■ THE TASK:
From the entries below, gather every line containing the string "funding".

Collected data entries
--*--

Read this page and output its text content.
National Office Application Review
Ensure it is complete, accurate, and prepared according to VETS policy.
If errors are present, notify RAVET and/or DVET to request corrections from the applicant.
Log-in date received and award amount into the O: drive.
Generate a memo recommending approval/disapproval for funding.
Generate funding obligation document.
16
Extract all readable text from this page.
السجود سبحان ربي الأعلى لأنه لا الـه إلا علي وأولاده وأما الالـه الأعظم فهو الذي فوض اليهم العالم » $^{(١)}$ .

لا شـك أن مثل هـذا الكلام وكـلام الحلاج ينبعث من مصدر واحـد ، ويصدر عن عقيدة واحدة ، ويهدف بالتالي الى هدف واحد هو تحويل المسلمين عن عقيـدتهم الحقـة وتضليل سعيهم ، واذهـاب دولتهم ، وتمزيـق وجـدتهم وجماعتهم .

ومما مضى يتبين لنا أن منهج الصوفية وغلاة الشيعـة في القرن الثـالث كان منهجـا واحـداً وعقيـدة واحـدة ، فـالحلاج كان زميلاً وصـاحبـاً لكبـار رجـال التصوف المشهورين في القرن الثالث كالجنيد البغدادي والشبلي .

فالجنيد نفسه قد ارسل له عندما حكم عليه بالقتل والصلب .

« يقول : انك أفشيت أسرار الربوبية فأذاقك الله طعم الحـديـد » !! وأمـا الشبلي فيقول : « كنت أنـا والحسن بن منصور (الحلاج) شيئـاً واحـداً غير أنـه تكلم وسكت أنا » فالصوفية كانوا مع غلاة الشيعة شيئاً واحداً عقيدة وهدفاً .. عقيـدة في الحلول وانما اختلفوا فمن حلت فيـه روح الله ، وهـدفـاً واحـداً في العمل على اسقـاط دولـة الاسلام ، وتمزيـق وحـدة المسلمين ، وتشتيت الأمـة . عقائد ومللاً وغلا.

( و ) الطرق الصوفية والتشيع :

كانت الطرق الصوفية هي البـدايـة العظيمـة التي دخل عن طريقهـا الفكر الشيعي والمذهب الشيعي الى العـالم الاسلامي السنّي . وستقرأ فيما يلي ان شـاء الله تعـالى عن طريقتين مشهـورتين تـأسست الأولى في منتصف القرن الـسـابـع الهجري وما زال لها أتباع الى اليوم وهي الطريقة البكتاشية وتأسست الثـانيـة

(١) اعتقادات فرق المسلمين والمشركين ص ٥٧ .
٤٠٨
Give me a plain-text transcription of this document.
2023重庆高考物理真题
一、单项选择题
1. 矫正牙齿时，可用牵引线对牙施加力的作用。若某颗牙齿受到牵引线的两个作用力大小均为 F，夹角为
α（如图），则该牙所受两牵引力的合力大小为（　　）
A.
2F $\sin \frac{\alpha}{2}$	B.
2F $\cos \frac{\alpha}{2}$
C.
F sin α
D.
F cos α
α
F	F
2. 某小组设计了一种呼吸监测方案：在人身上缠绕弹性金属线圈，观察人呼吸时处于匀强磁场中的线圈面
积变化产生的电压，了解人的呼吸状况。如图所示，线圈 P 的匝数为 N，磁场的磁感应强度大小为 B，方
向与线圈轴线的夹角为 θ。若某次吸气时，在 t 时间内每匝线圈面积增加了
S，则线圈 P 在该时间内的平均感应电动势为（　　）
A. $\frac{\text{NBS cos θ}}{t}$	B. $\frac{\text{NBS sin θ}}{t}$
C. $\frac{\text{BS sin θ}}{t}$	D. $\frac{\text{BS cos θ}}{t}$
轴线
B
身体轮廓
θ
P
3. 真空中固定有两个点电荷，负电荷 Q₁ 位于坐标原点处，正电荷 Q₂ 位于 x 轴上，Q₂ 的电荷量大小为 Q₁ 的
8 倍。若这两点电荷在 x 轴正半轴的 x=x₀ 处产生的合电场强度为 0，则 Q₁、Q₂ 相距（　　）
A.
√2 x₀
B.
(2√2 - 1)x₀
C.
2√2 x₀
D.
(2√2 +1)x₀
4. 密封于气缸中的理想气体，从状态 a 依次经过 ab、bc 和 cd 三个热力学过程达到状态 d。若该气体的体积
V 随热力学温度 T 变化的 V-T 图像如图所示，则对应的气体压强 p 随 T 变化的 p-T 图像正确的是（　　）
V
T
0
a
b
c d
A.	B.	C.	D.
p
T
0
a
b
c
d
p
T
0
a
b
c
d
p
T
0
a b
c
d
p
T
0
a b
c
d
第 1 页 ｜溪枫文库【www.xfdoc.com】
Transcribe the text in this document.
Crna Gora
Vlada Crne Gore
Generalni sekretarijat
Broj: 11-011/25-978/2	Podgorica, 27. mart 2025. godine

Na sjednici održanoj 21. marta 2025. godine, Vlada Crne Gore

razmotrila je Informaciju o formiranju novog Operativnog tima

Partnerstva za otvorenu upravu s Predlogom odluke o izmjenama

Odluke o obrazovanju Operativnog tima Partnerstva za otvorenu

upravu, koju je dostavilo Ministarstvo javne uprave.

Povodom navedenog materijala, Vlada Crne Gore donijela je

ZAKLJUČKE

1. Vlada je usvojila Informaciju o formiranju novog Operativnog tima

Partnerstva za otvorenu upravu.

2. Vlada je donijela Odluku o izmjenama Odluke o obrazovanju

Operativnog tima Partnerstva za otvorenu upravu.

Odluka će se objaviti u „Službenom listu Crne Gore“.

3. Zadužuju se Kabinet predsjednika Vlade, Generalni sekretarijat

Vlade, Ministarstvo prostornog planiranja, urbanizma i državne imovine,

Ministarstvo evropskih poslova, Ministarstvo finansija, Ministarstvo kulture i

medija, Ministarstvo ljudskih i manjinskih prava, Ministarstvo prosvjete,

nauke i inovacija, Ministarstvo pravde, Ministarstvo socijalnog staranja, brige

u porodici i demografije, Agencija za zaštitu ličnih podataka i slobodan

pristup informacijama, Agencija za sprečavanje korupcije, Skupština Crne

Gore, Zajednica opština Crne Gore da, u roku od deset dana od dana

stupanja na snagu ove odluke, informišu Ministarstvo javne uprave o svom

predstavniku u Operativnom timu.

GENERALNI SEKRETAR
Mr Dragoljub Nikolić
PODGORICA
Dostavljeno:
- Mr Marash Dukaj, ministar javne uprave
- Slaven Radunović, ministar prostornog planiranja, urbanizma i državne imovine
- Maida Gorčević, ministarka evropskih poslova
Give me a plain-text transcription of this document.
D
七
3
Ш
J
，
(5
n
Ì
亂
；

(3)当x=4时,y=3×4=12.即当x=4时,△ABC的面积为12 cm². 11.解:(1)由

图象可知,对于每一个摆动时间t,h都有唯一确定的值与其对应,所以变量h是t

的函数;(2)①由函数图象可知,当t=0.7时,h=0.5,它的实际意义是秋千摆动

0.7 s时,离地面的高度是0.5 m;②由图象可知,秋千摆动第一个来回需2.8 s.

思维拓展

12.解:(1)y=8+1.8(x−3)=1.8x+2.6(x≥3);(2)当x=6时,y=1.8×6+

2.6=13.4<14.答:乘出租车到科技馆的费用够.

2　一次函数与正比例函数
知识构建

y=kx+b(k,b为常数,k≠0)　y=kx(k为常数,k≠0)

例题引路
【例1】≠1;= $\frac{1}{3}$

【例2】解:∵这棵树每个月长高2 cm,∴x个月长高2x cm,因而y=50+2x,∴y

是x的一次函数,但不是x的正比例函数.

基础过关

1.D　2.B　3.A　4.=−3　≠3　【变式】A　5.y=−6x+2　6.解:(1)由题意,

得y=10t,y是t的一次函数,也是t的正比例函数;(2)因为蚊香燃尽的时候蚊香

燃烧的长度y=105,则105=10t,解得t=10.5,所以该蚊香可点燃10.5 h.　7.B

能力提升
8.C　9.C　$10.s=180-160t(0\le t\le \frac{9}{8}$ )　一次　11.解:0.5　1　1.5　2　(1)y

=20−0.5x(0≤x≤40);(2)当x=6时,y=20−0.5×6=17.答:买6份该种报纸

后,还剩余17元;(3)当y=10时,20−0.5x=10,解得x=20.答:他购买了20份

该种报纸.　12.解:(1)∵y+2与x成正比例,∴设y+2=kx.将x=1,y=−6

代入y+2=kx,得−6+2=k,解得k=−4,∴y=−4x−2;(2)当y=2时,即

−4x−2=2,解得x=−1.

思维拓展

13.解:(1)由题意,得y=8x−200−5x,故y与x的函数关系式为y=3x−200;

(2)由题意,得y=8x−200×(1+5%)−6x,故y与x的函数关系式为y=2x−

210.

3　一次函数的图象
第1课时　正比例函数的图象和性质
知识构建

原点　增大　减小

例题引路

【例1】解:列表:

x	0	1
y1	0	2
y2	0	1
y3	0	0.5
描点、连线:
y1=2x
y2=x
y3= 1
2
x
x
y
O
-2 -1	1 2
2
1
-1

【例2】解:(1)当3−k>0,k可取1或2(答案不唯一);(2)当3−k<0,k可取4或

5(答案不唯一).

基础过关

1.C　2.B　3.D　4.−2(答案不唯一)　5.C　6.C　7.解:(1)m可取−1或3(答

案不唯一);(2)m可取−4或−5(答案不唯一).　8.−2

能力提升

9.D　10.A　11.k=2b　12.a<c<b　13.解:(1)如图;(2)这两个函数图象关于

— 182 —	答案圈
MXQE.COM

--*--

■ RESULT FOR THIS EXERCISE:
Generate a memo recommending approval/disapproval for funding.
Generate funding obligation document.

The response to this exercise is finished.